## Problem to solve
Reproduce the data exactly and drop any pictures it holds.

## Provided entries

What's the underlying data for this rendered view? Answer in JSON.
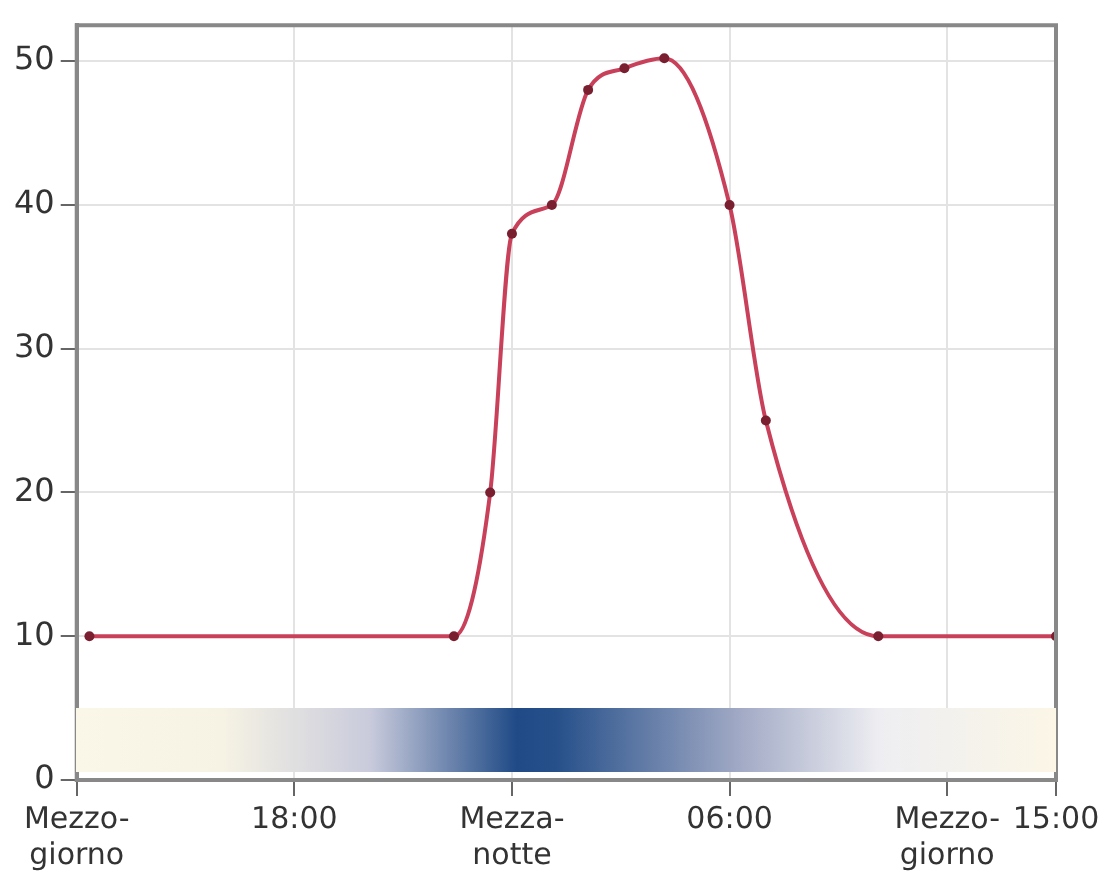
{
  "chart_data": {
    "type": "line",
    "x": [
      "2000-01-01T12:21",
      "2000-01-01T22:24",
      "2000-01-01T23:24",
      "2000-01-02T00:00",
      "2000-01-02T01:06",
      "2000-01-02T02:06",
      "2000-01-02T03:06",
      "2000-01-02T04:12",
      "2000-01-02T06:00",
      "2000-01-02T07:00",
      "2000-01-02T10:06",
      "2000-01-02T15:00"
    ],
    "series": [
      {
        "color": "#c8405a",
        "values": [
          10,
          10,
          20,
          38,
          40,
          48,
          49.5,
          50.2,
          40,
          25,
          10,
          10
        ]
      }
    ],
    "xlim": [
      "2000-01-01T12:00",
      "2000-01-02T15:00"
    ],
    "ylim": [
      0,
      52.5
    ],
    "xticks": [
      {
        "value": "2000-01-01T12:00",
        "label": "Mezzo-\ngiorno"
      },
      {
        "value": "2000-01-01T18:00",
        "label": "18:00"
      },
      {
        "value": "2000-01-02T00:00",
        "label": "Mezza-\nnotte"
      },
      {
        "value": "2000-01-02T06:00",
        "label": "06:00"
      },
      {
        "value": "2000-01-02T12:00",
        "label": "Mezzo-\ngiorno"
      },
      {
        "value": "2000-01-02T15:00",
        "label": "15:00"
      }
    ],
    "yticks": [
      0,
      10,
      20,
      30,
      40,
      50
    ],
    "grid": true,
    "legend": false,
    "marker": "circle",
    "line_style": "solid"
  }
}
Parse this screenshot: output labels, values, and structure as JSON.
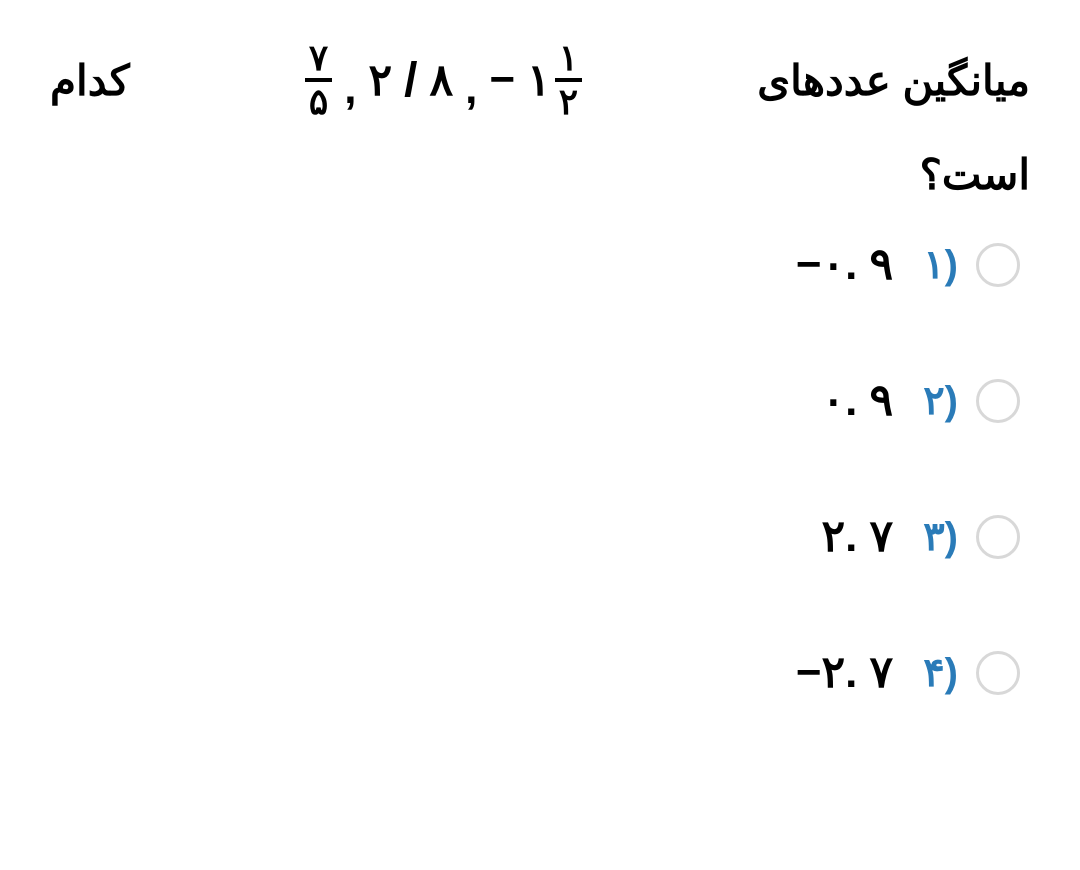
{
  "question": {
    "word_right": "میانگین عددهای",
    "word_left": "کدام",
    "line2": "است؟",
    "math": {
      "minus1": "−",
      "mixed_whole": "۱",
      "mixed_num": "۱",
      "mixed_den": "۲",
      "comma1": ",",
      "two": "۲",
      "slash": "/",
      "eight": "۸",
      "comma2": ",",
      "frac2_num": "۷",
      "frac2_den": "۵"
    }
  },
  "options": [
    {
      "num": "۱)",
      "val": "−٠. ۹"
    },
    {
      "num": "۲)",
      "val": "٠. ۹"
    },
    {
      "num": "۳)",
      "val": "۲. ۷"
    },
    {
      "num": "۴)",
      "val": "−۲. ۷"
    }
  ],
  "colors": {
    "option_num": "#2a7bb8",
    "text": "#000000",
    "radio_border": "#d8d8d8",
    "background": "#ffffff"
  }
}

## Solution
What's the underlying data for this rendered view? Answer in JSON.
{
  "chart_data": {
    "type": "line",
    "x": [
      "2000-01-01T12:21",
      "2000-01-01T22:24",
      "2000-01-01T23:24",
      "2000-01-02T00:00",
      "2000-01-02T01:06",
      "2000-01-02T02:06",
      "2000-01-02T03:06",
      "2000-01-02T04:12",
      "2000-01-02T06:00",
      "2000-01-02T07:00",
      "2000-01-02T10:06",
      "2000-01-02T15:00"
    ],
    "series": [
      {
        "color": "#c8405a",
        "values": [
          10,
          10,
          20,
          38,
          40,
          48,
          49.5,
          50.2,
          40,
          25,
          10,
          10
        ]
      }
    ],
    "xlim": [
      "2000-01-01T12:00",
      "2000-01-02T15:00"
    ],
    "ylim": [
      0,
      52.5
    ],
    "xticks": [
      {
        "value": "2000-01-01T12:00",
        "label": "Mezzo-\ngiorno"
      },
      {
        "value": "2000-01-01T18:00",
        "label": "18:00"
      },
      {
        "value": "2000-01-02T00:00",
        "label": "Mezza-\nnotte"
      },
      {
        "value": "2000-01-02T06:00",
        "label": "06:00"
      },
      {
        "value": "2000-01-02T12:00",
        "label": "Mezzo-\ngiorno"
      },
      {
        "value": "2000-01-02T15:00",
        "label": "15:00"
      }
    ],
    "yticks": [
      0,
      10,
      20,
      30,
      40,
      50
    ],
    "grid": true,
    "legend": false,
    "marker": "circle",
    "line_style": "solid"
  }
}
Parse this screenshot: output labels, values, and structure as JSON.
{
  "question": {
    "word_right": "میانگین عددهای",
    "word_left": "کدام",
    "line2": "است؟",
    "math": {
      "minus1": "−",
      "mixed_whole": "۱",
      "mixed_num": "۱",
      "mixed_den": "۲",
      "comma1": ",",
      "two": "۲",
      "slash": "/",
      "eight": "۸",
      "comma2": ",",
      "frac2_num": "۷",
      "frac2_den": "۵"
    }
  },
  "options": [
    {
      "num": "۱)",
      "val": "−٠. ۹"
    },
    {
      "num": "۲)",
      "val": "٠. ۹"
    },
    {
      "num": "۳)",
      "val": "۲. ۷"
    },
    {
      "num": "۴)",
      "val": "−۲. ۷"
    }
  ],
  "colors": {
    "option_num": "#2a7bb8",
    "text": "#000000",
    "radio_border": "#d8d8d8",
    "background": "#ffffff"
  }
}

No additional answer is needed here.